Some changes are evident, other crucial factors are unchanged. The number of complaints registered with the police—the first information reports on rape rose by nearly 3 percent in 2012, according to a report recently released by India’s National Crime Records Bureau.The number of cases that were charge-sheeted—documented as a crime—was high at 95 percent. However, the sad truth is fewer than 15 percent of rape cases came to trial in 2012, which means more than 85 percent of cases are still awaiting trial.

Violence against women remains the most widespread—and most socially tolerated— human-rights abuse. Behaviors such as catcalling, taunting and grabbing women in public arise from, and perpetuate, limited and damaging notions of masculinity that define “real” men through expressions of power and dominance, especially over women. In this way, even everyday, “minor” assaults and inequities are part of the continuum that also includes rape, domestic abuse, and attacks on women and girls like Malala and the named and unnamed Nirbhayas of India.

This culture is enabled, not only by the (mostly) men committing these acts. It’s enabled by the men who tacitly condone it by not challenging it. That’s why to truly end violence against women, and change the culture that fuels it, men must stand alongside us. I’m glad to say many of them are.

The Nirbhaya case sparked an unprecedented wave of activism. Most significantly, men and women alike took to the streets, horrified by the crime and the culture that allowed it to happen. The massive numbers of men participating and advocating for change proved their growing—and crucial—role as leaders and partners in ending violence against women in a traditionally patriarchal Indian society.

Especially when men are our partners, dramatic change can happen.

Consider Malala’s father, Ziauddin Yousafzai. Ziauddin has consistently supported his daughter’s—and other girls’—right to education in Pakistan, despite threats from the Taliban. And he hasn’t done that for any kind of prize or fame, but because he believes men do not have the right to dominate women. He believes in the inherent right of girls. His support has helped give Malala an international stage for her activism.

▶ WHAT THIS TASK INVOLVES
Answer these questions from the passage on violence against women:
1. By roughly what percentage did first information reports on rape rise in 2012?
2. What share of rape cases came to trial in 2012?
3. In which country has Ziauddin Yousafzai supported girls' right to education?
The rows that follow are not needed for this task.

▶ RECORDS PROVIDED
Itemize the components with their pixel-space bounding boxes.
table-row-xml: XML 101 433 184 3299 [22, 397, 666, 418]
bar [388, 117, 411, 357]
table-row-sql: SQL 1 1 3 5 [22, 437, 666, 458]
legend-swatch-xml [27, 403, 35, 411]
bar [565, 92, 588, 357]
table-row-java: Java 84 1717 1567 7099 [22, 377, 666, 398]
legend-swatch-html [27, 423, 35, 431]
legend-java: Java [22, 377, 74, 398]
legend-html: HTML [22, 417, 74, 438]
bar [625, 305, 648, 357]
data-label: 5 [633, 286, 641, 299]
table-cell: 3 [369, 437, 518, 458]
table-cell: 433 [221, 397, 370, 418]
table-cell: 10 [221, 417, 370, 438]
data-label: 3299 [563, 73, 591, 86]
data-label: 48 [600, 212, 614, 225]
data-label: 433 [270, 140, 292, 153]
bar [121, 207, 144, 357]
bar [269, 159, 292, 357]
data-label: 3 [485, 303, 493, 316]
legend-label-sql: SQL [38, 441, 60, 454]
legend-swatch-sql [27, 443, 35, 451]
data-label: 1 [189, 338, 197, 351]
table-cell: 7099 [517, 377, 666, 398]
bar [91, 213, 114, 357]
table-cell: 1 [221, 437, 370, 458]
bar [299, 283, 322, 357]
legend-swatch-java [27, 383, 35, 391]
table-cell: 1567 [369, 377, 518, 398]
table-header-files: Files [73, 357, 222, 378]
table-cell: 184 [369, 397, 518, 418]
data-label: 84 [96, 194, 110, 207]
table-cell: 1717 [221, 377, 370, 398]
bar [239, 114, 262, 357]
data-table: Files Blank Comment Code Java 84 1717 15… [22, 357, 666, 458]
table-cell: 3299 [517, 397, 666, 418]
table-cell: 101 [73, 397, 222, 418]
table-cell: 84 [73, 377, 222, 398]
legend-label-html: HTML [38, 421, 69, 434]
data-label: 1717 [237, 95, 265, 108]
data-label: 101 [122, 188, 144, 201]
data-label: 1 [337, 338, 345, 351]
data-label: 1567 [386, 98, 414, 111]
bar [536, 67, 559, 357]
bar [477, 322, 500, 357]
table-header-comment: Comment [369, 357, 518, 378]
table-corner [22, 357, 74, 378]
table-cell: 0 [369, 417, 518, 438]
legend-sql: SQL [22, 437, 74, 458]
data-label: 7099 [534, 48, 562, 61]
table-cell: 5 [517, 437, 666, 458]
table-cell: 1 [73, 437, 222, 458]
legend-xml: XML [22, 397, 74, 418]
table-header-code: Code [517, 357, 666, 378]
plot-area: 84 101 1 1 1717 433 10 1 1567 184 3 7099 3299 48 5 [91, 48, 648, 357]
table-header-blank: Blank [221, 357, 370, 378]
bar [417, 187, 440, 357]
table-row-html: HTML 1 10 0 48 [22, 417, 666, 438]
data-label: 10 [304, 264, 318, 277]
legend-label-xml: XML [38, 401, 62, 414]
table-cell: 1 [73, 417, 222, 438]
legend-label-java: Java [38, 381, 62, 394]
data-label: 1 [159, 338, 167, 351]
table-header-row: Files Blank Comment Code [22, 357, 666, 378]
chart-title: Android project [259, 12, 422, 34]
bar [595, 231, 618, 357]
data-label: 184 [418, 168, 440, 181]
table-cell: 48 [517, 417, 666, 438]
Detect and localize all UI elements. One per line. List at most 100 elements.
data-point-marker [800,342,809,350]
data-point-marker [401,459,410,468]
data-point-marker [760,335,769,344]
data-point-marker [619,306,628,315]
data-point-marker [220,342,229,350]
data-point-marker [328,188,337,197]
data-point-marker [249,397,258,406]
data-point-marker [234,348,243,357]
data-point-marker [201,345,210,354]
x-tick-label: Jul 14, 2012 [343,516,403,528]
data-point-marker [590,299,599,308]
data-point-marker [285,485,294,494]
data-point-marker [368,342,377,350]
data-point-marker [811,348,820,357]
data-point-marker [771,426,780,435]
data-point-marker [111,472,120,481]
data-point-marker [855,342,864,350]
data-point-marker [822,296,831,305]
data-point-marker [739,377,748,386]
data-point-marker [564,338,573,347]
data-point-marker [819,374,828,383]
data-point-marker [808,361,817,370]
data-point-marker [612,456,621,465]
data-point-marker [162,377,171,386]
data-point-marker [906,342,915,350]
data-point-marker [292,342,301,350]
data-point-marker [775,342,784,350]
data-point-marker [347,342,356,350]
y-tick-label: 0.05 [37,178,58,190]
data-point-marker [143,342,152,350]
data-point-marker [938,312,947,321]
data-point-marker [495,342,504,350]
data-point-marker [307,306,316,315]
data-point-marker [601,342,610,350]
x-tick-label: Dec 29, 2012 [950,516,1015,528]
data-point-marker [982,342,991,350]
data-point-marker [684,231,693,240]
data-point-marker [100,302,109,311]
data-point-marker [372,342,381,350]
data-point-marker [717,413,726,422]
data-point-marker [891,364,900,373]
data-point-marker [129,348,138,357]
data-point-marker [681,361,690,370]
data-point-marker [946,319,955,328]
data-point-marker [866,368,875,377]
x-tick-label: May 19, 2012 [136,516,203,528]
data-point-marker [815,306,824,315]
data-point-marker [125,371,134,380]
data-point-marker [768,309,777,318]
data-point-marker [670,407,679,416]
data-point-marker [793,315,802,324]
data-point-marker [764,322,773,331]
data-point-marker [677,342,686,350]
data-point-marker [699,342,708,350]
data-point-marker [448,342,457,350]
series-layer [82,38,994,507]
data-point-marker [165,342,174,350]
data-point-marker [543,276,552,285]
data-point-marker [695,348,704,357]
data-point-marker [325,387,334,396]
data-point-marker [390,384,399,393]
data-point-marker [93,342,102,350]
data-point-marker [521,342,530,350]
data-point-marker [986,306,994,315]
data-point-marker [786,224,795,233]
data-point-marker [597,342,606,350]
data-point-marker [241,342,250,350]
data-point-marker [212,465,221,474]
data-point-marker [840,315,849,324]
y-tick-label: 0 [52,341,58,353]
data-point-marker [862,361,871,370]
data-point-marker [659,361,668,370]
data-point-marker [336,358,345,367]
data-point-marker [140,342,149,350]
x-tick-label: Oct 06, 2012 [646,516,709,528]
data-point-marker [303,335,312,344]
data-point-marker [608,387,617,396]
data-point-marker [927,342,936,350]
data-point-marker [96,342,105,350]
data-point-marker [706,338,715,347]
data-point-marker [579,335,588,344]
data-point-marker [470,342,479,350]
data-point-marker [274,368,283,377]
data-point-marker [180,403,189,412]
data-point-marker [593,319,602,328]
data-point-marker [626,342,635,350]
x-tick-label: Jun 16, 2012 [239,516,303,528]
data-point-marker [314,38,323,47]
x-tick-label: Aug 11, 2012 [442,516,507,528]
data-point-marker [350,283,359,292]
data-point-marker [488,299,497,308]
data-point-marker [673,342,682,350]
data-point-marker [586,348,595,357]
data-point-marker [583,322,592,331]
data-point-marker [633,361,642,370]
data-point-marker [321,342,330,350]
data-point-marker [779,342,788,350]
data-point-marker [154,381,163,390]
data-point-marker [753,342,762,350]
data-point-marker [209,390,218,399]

▶ REPLY
1. Nearly 3 percent.
2. Fewer than 15 percent.
3. Pakistan.